> _Exercise details_
Your task is to transcribe all of the records exactly and leave out the pictures.

Collected data entries:
####################

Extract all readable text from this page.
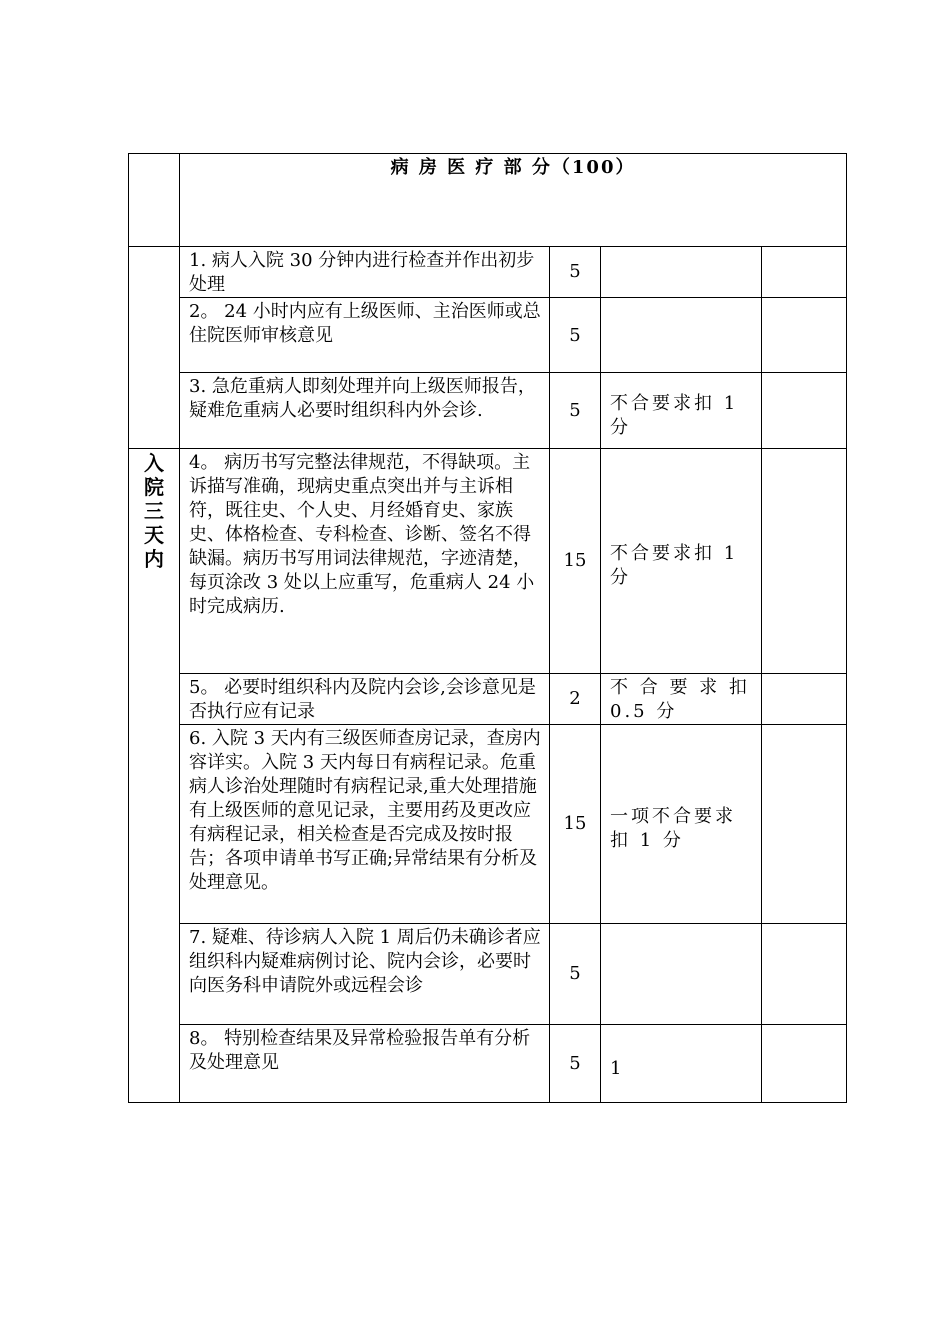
	病 房 医 疗 部 分（100）			
	1. 病人入院 30 分钟内进行检查并作出初步处理	5		
	2。 24 小时内应有上级医师、主治医师或总住院医师审核意见	5		
	3. 急危重病人即刻处理并向上级医师报告，疑难危重病人必要时组织科内外会诊.	5	不合要求扣 1 分	

入院三天内	4。 病历书写完整法律规范，不得缺项。主诉描写准确，现病史重点突出并与主诉相符，既往史、个人史、月经婚育史、家族史、体格检查、专科检查、诊断、签名不得缺漏。病历书写用词法律规范，字迹清楚，每页涂改 3 处以上应重写，危重病人 24 小时完成病历.	15	不合要求扣 1 分	
	5。 必要时组织科内及院内会诊,会诊意见是否执行应有记录	2	不 合 要 求 扣 0.5 分	
	6. 入院 3 天内有三级医师查房记录，查房内容详实。入院 3 天内每日有病程记录。危重病人诊治处理随时有病程记录,重大处理措施有上级医师的意见记录，主要用药及更改应有病程记录，相关检查是否完成及按时报告；各项申请单书写正确;异常结果有分析及处理意见。	15	一项不合要求扣 1 分	
	7. 疑难、待诊病人入院 1 周后仍未确诊者应组织科内疑难病例讨论、院内会诊，必要时向医务科申请院外或远程会诊	5		
	8。 特别检查结果及异常检验报告单有分析及处理意见	5	1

####################

> _The answer_
Extract all readable text from this page.
	病 房 医 疗 部 分（100）			
	1. 病人入院 30 分钟内进行检查并作出初步处理	5		
	2。 24 小时内应有上级医师、主治医师或总住院医师审核意见	5		
	3. 急危重病人即刻处理并向上级医师报告，疑难危重病人必要时组织科内外会诊.	5	不合要求扣 1 分	

入院三天内	4。 病历书写完整法律规范，不得缺项。主诉描写准确，现病史重点突出并与主诉相符，既往史、个人史、月经婚育史、家族史、体格检查、专科检查、诊断、签名不得缺漏。病历书写用词法律规范，字迹清楚，每页涂改 3 处以上应重写，危重病人 24 小时完成病历.	15	不合要求扣 1 分	
	5。 必要时组织科内及院内会诊,会诊意见是否执行应有记录	2	不 合 要 求 扣 0.5 分	
	6. 入院 3 天内有三级医师查房记录，查房内容详实。入院 3 天内每日有病程记录。危重病人诊治处理随时有病程记录,重大处理措施有上级医师的意见记录，主要用药及更改应有病程记录，相关检查是否完成及按时报告；各项申请单书写正确;异常结果有分析及处理意见。	15	一项不合要求扣 1 分	
	7. 疑难、待诊病人入院 1 周后仍未确诊者应组织科内疑难病例讨论、院内会诊，必要时向医务科申请院外或远程会诊	5		
	8。 特别检查结果及异常检验报告单有分析及处理意见	5	1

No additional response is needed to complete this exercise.